◆ What is expected
In the material below, find every line with "biaxial" and pull it out.

Dataset items:
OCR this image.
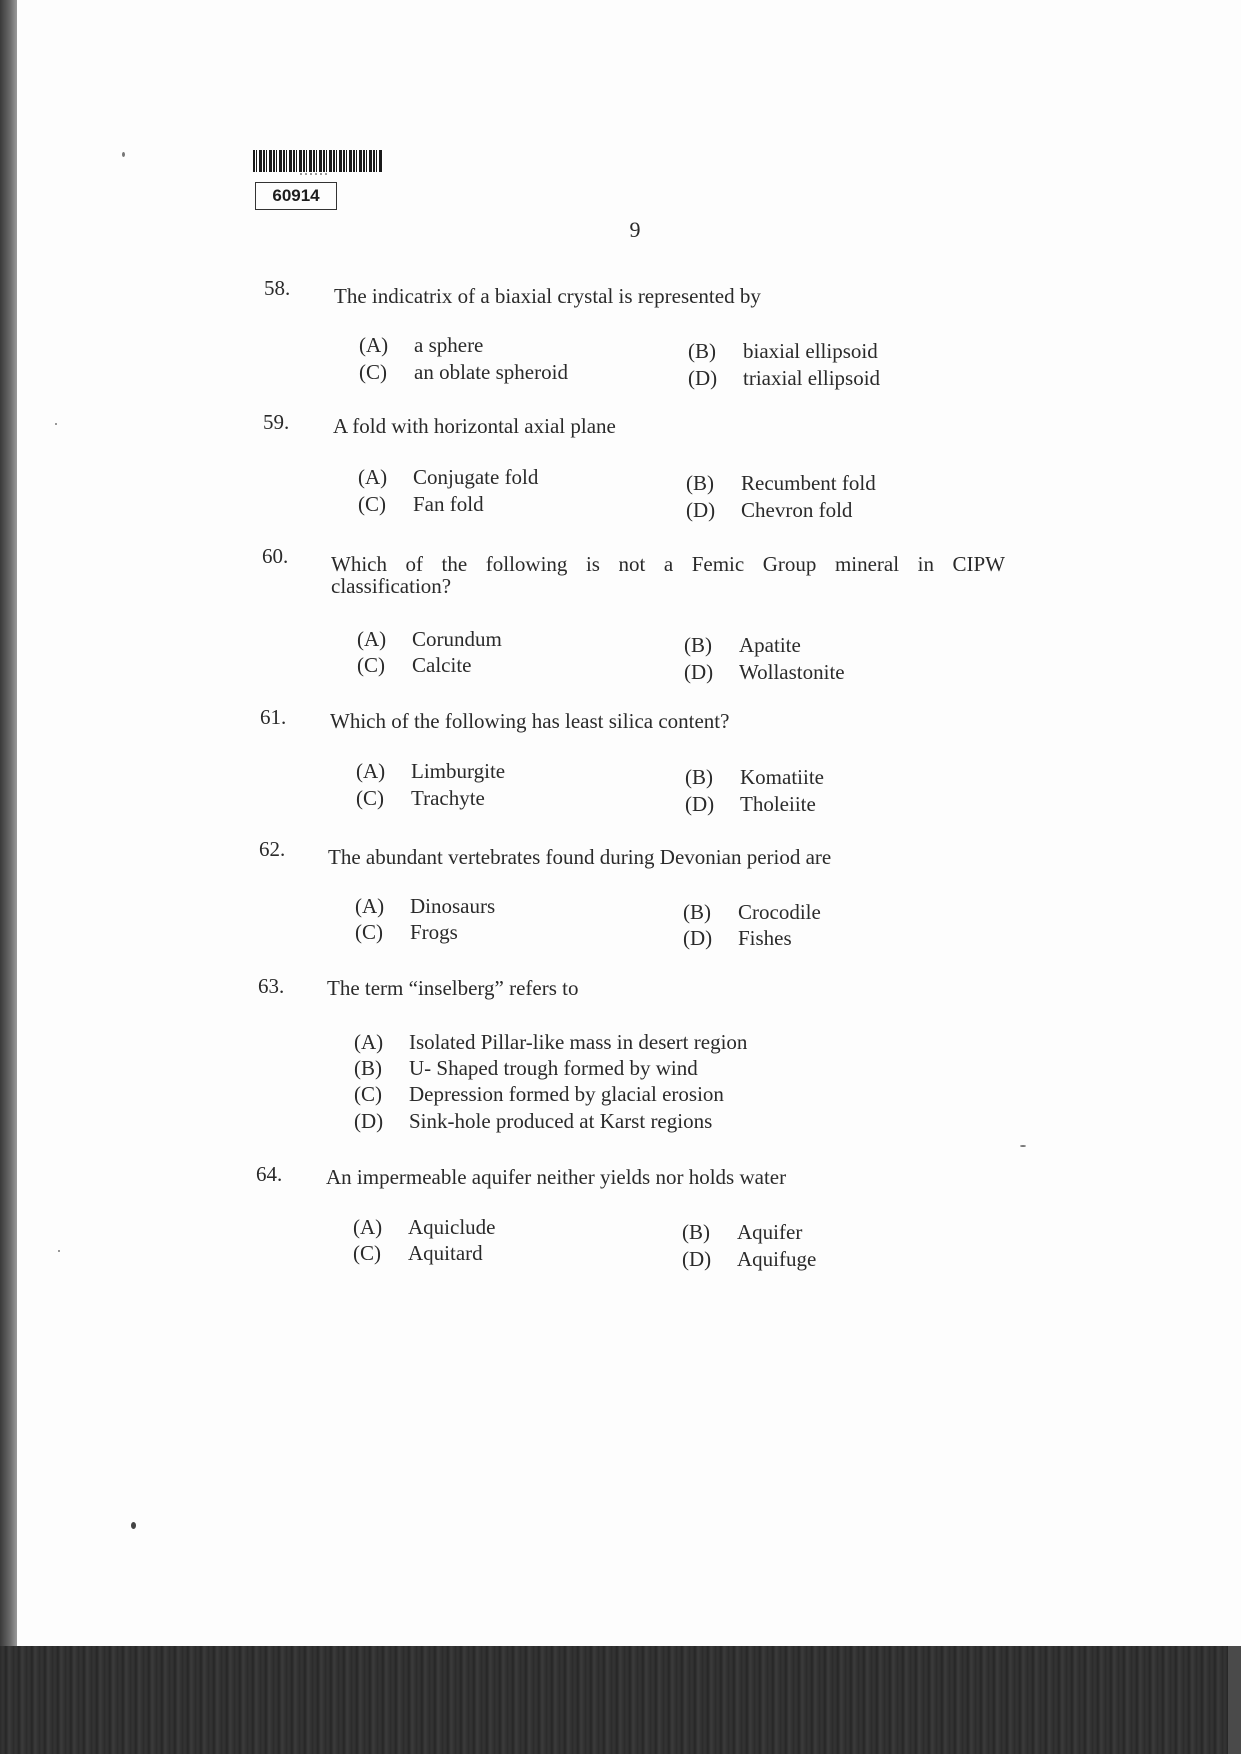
60914
9
58. The indicatrix of a biaxial crystal is represented by
(A) a sphere	(B) biaxial ellipsoid
(C) an oblate spheroid	(D) triaxial ellipsoid
59. A fold with horizontal axial plane
(A) Conjugate fold	(B) Recumbent fold
(C) Fan fold	(D) Chevron fold
60. Which of the following is not a Femic Group mineral in CIPW
classification?
(A) Corundum	(B) Apatite
(C) Calcite	(D) Wollastonite
61. Which of the following has least silica content?
(A) Limburgite	(B) Komatiite
(C) Trachyte	(D) Tholeiite
62. The abundant vertebrates found during Devonian period are
(A) Dinosaurs	(B) Crocodile
(C) Frogs	(D) Fishes
63. The term “inselberg” refers to
(A) Isolated Pillar-like mass in desert region
(B) U- Shaped trough formed by wind
(C) Depression formed by glacial erosion
(D) Sink-hole produced at Karst regions
64. An impermeable aquifer neither yields nor holds water
(A) Aquiclude	(B) Aquifer
(C) Aquitard	(D) Aquifuge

◆ Solution to the exercise
58. The indicatrix of a biaxial crystal is represented by
(A) a sphere	(B) biaxial ellipsoid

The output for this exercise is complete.